■ **CHALLENGE**:
Find every line in the records below that holds the word "year" and copy it.

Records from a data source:
__________

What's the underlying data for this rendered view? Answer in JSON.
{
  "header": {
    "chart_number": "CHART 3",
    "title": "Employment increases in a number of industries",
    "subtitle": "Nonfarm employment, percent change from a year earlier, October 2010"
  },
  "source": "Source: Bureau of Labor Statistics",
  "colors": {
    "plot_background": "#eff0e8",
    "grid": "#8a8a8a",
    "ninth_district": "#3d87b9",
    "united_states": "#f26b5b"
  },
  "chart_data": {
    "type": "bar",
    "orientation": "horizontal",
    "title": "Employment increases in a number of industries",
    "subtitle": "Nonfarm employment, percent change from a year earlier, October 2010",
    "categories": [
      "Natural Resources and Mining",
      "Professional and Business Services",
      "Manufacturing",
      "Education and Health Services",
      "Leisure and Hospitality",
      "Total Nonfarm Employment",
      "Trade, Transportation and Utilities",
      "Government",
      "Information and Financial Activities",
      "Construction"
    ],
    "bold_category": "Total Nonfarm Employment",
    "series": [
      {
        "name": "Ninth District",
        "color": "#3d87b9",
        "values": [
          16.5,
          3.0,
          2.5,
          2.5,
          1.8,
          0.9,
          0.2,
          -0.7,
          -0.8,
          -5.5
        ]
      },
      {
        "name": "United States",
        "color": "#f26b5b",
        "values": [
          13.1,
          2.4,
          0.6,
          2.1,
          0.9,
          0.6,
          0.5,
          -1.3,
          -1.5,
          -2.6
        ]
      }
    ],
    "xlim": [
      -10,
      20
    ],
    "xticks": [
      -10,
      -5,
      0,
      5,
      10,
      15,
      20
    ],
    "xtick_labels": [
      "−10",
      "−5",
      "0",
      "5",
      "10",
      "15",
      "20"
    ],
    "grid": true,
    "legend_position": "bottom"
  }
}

__________

■ **TASK ANSWER**:
    "subtitle": "Nonfarm employment, percent change from a year earlier, October 2010"
    "subtitle": "Nonfarm employment, percent change from a year earlier, October 2010",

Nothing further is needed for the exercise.